Read the entries below and pull out each line with the string "gelingt".

(Collected data)
**********

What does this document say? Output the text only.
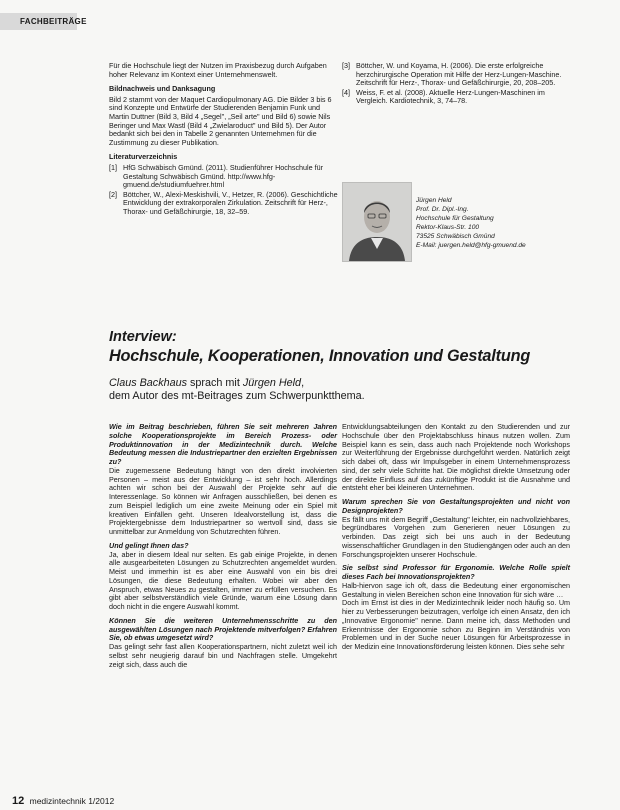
FACHBEITRÄGE

Für die Hochschule liegt der Nutzen im Praxisbezug durch Aufgaben hoher Relevanz im Kontext einer Unternehmenswelt.

Bildnachweis und Danksagung

Bild 2 stammt von der Maquet Cardiopulmonary AG. Die Bilder 3 bis 6 sind Konzepte und Entwürfe der Studierenden Benjamin Funk und Martin Duttner (Bild 3, Bild 4 „Segel", „Seil arte" und Bild 6) sowie Nils Beringer und Max Wastl (Bild 4 „Zwielaroduct" und Bild 5). Der Autor bedankt sich bei den in Tabelle 2 genannten Unternehmen für die Zustimmung zu dieser Publikation.

Literaturverzeichnis
[1] HfG Schwäbisch Gmünd. (2011). Studienführer Hochschule für Gestaltung Schwäbisch Gmünd. http://www.hfg-gmuend.de/studiumfuehrer.html
[2] Böttcher, W., Alexi-Meskishvili, V., Hetzer, R. (2006). Geschichtliche Entwicklung der extrakorporalen Zirkulation. Zeitschrift für Herz-, Thorax- und Gefäßchirurgie, 18, 32–59.
[3] Böttcher, W. und Koyama, H. (2006). Die erste erfolgreiche herzchirurgische Operation mit Hilfe der Herz-Lungen-Maschine. Zeitschrift für Herz-, Thorax- und Gefäßchirurgie, 20, 208–205.
[4] Weiss, F. et al. (2008). Aktuelle Herz-Lungen-Maschinen im Vergleich. Kardiotechnik, 3, 74–78.
Jürgen Held
Prof. Dr. Dipl.-Ing.
Hochschule für Gestaltung
Rektor-Klaus-Str. 100
73525 Schwäbisch Gmünd
E-Mail: juergen.held@hfg-gmuend.de
Interview:
Hochschule, Kooperationen, Innovation und Gestaltung
Claus Backhaus sprach mit Jürgen Held,
dem Autor des mt-Beitrages zum Schwerpunktthema.

Wie im Beitrag beschrieben, führen Sie seit mehreren Jahren solche Kooperationsprojekte im Bereich Prozess- oder Produktinnovation in der Medizintechnik durch. Welche Bedeutung messen die Industriepartner den erzielten Ergebnissen zu?
Die zugemessene Bedeutung hängt von den direkt involvierten Personen – meist aus der Entwicklung – ist sehr hoch. Allerdings achten wir schon bei der Auswahl der Projekte sehr auf die Interessenlage. So können wir Anfragen ausschließen, bei denen es zum Beispiel lediglich um eine zweite Meinung oder ein Spiel mit kreativen Einfällen geht. Unseren Idealvorstellung ist, dass die Projektergebnisse dem Industriepartner so wertvoll sind, dass sie unmittelbar zur Anmeldung von Schutzrechten führen.

Und gelingt Ihnen das?
Ja, aber in diesem Ideal nur selten. Es gab einige Projekte, in denen alle ausgearbeiteten Lösungen zu Schutzrechten angemeldet wurden. Meist und immerhin ist es aber eine Auswahl von ein bis drei Lösungen, die diese Bedeutung erhalten. Wobei wir aber den Anspruch, etwas Neues zu gestalten, immer zu erfüllen versuchen. Es gibt aber selbstverständlich viele Gründe, warum eine Lösung dann doch nicht in die engere Auswahl kommt.

Können Sie die weiteren Unternehmensschritte zu den ausgewählten Lösungen nach Projektende mitverfolgen? Erfahren Sie, ob etwas umgesetzt wird?
Das gelingt sehr fast allen Kooperationspartnern, nicht zuletzt weil ich selbst sehr neugierig darauf bin und Nachfragen stelle. Umgekehrt zeigt sich, dass auch die

Entwicklungsabteilungen den Kontakt zu den Studierenden und zur Hochschule über den Projektabschluss hinaus nutzen wollen. Zum Beispiel kann es sein, dass auch nach Projektende noch Workshops zur Weiterführung der Ergebnisse durchgeführt werden. Natürlich zeigt sich dabei oft, dass wir Impulsgeber in einem Unternehmensprozess sind, der sehr viele Schritte hat. Die möglichst direkte Umsetzung oder der direkte Einfluss auf das zukünftige Produkt ist die Ausnahme und entsteht eher bei kleineren Unternehmen.

Warum sprechen Sie von Gestaltungsprojekten und nicht von Designprojekten?
Es fällt uns mit dem Begriff „Gestaltung" leichter, ein nachvollziehbares, begründbares Vorgehen zum Generieren neuer Lösungen zu verbinden. Das zeigt sich bei uns auch in der Bedeutung wissenschaftlicher Grundlagen in den Studiengängen oder auch an den Forschungsprojekten unserer Hochschule.

Sie selbst sind Professor für Ergonomie. Welche Rolle spielt dieses Fach bei Innovationsprojekten?
Halb-hiervon sage ich oft, dass die Bedeutung einer ergonomischen Gestaltung in vielen Bereichen schon eine Innovation für sich wäre …
Doch im Ernst ist dies in der Medizintechnik leider noch häufig so. Um hier zu Verbesserungen beizutragen, verfolge ich einen Ansatz, den ich „Innovative Ergonomie" nenne. Dann meine ich, dass Methoden und Erkenntnisse der Ergonomie schon zu Beginn im Verständnis von Problemen und in der Suche neuer Lösungen für Arbeitsprozesse in der Medizin eine Innovationsförderung leisten können. Dies sehe sehr

12 medizintechnik 1/2012
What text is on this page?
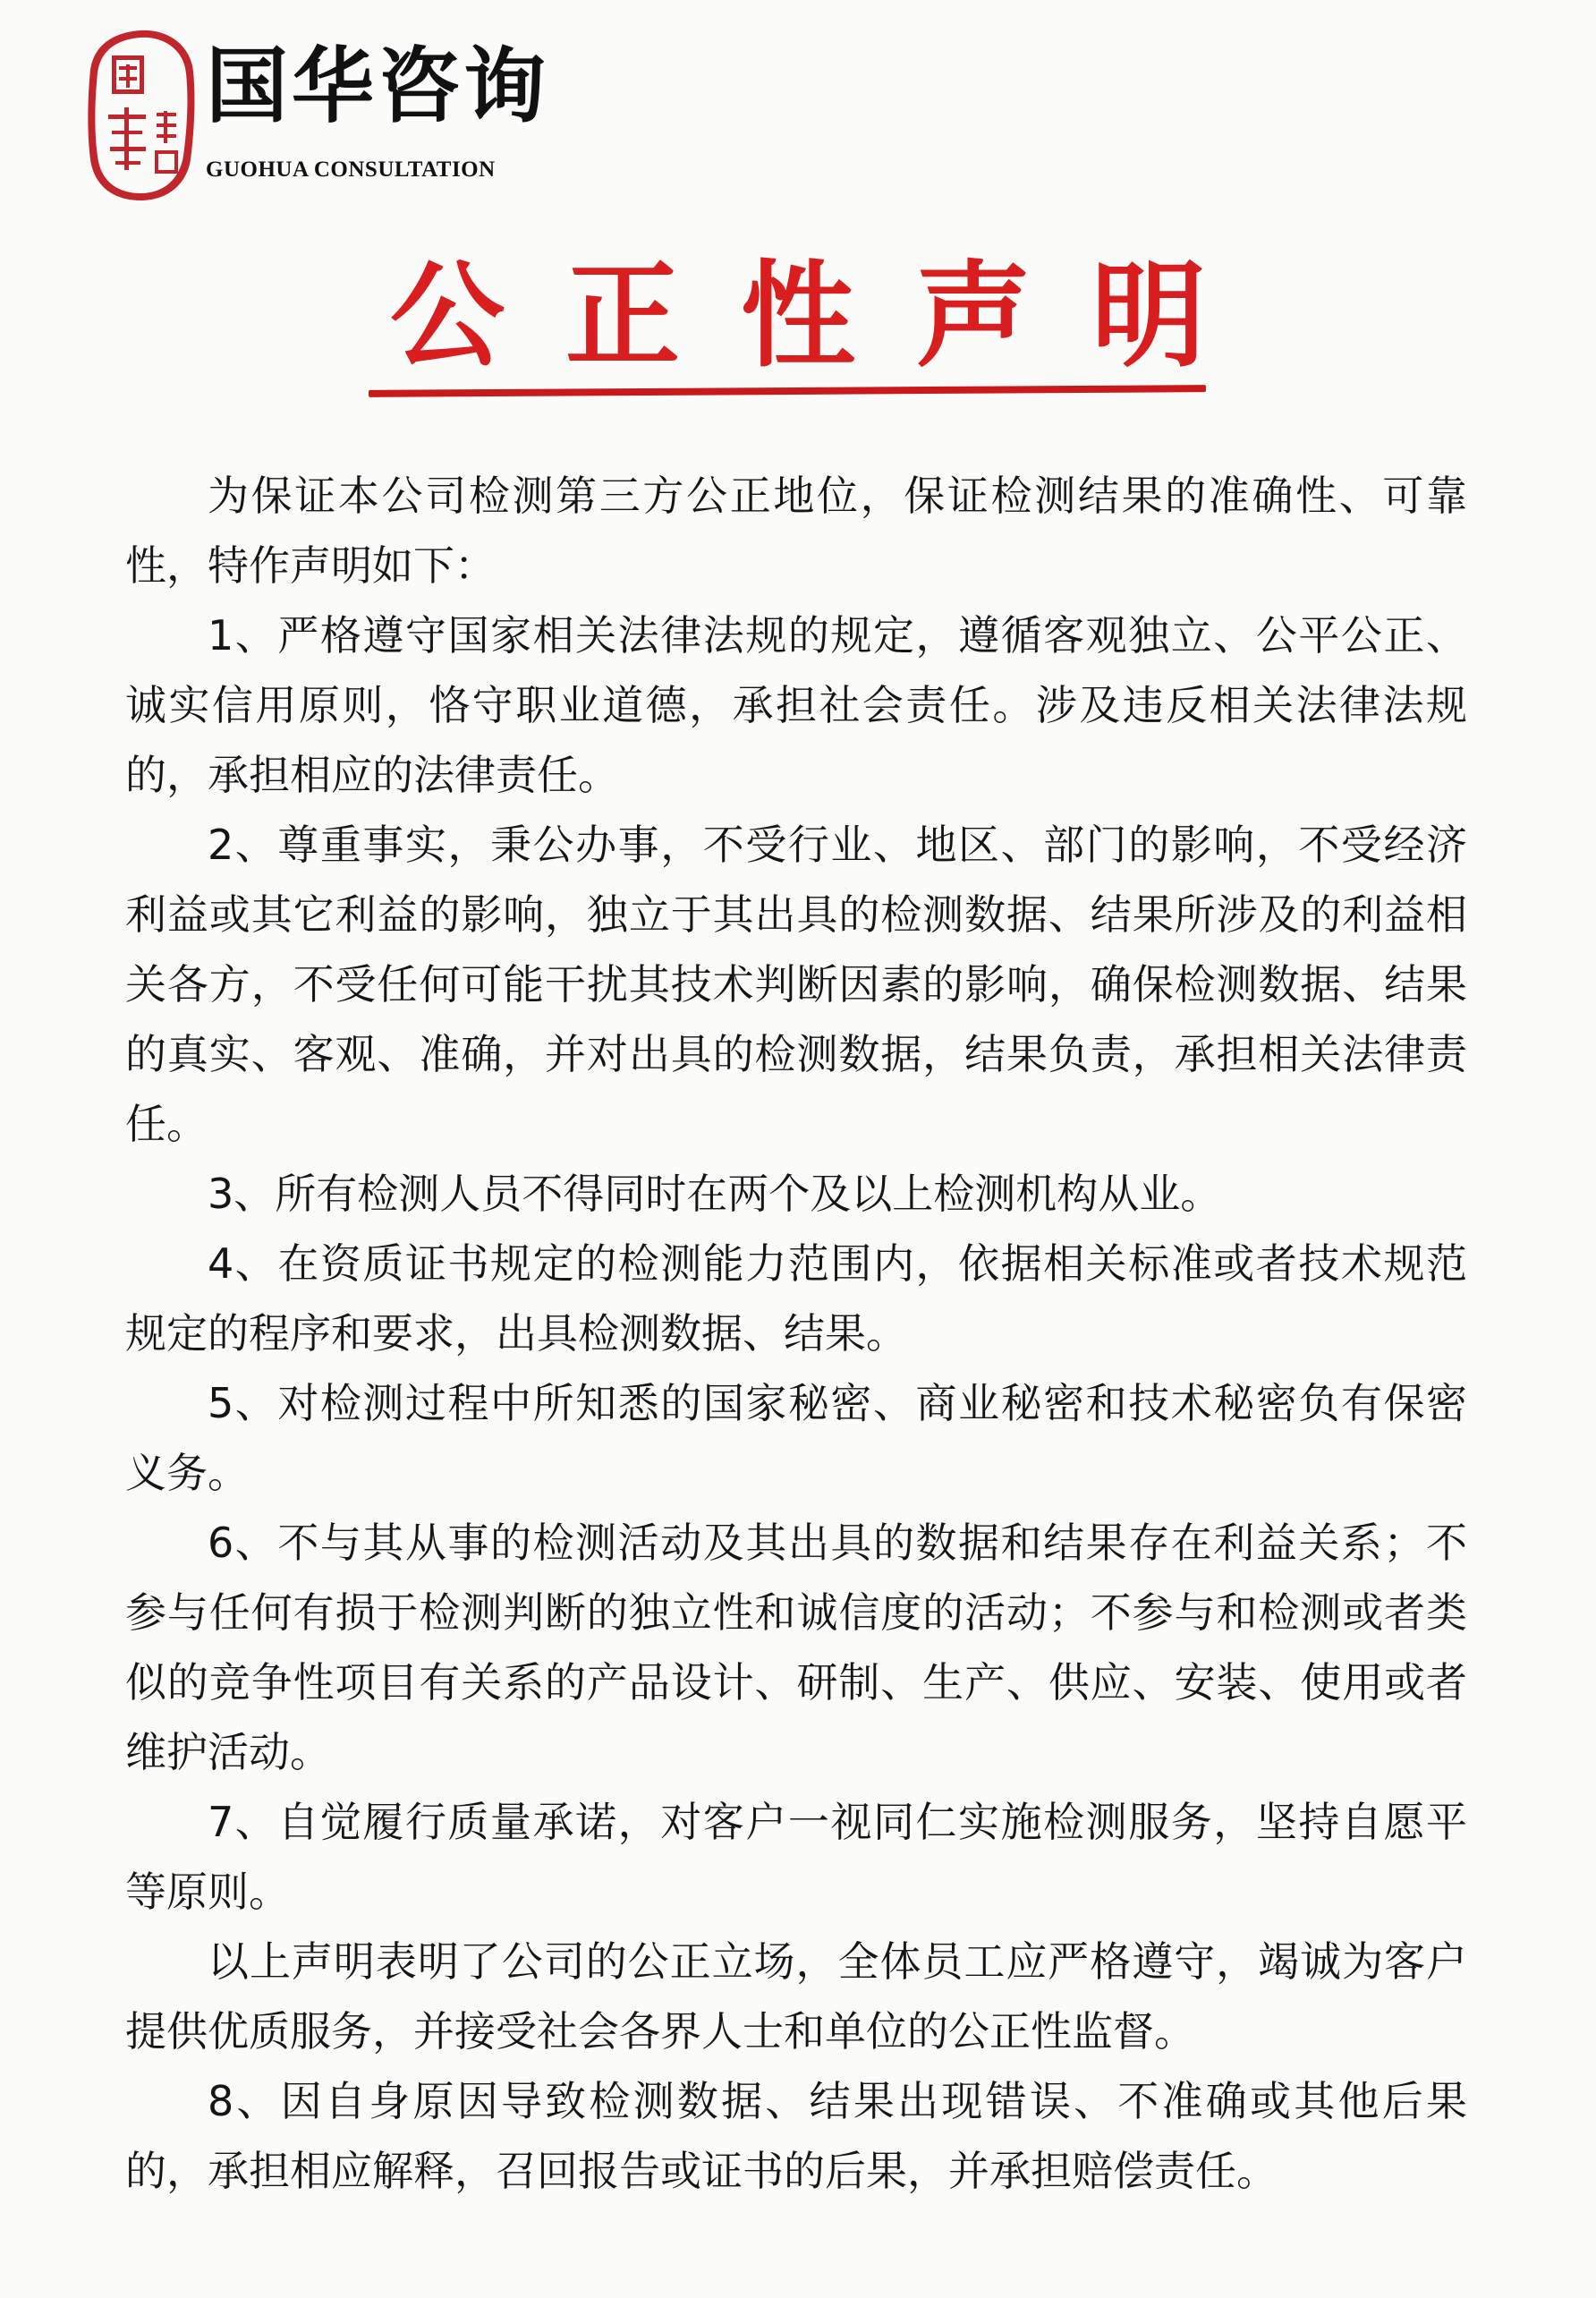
国华咨询
GUOHUA CONSULTATION
公正性声明

为保证本公司检测第三方公正地位，保证检测结果的准确性、可靠性，特作声明如下：

1、严格遵守国家相关法律法规的规定，遵循客观独立、公平公正、诚实信用原则，恪守职业道德，承担社会责任。涉及违反相关法律法规的，承担相应的法律责任。

2、尊重事实，秉公办事，不受行业、地区、部门的影响，不受经济利益或其它利益的影响，独立于其出具的检测数据、结果所涉及的利益相关各方，不受任何可能干扰其技术判断因素的影响，确保检测数据、结果的真实、客观、准确，并对出具的检测数据，结果负责，承担相关法律责任。

3、所有检测人员不得同时在两个及以上检测机构从业。

4、在资质证书规定的检测能力范围内，依据相关标准或者技术规范规定的程序和要求，出具检测数据、结果。

5、对检测过程中所知悉的国家秘密、商业秘密和技术秘密负有保密义务。

6、不与其从事的检测活动及其出具的数据和结果存在利益关系；不参与任何有损于检测判断的独立性和诚信度的活动；不参与和检测或者类似的竞争性项目有关系的产品设计、研制、生产、供应、安装、使用或者维护活动。

7、自觉履行质量承诺，对客户一视同仁实施检测服务，坚持自愿平等原则。

以上声明表明了公司的公正立场，全体员工应严格遵守，竭诚为客户提供优质服务，并接受社会各界人士和单位的公正性监督。

8、因自身原因导致检测数据、结果出现错误、不准确或其他后果的，承担相应解释，召回报告或证书的后果，并承担赔偿责任。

**********

RESPONSE TO THIS EXERCISE
Und gelingt Ihnen das?
Das gelingt sehr fast allen Kooperationspartnern, nicht zuletzt weil ich selbst sehr neugierig darauf bin und Nachfragen stelle. Umgekehrt zeigt sich, dass auch die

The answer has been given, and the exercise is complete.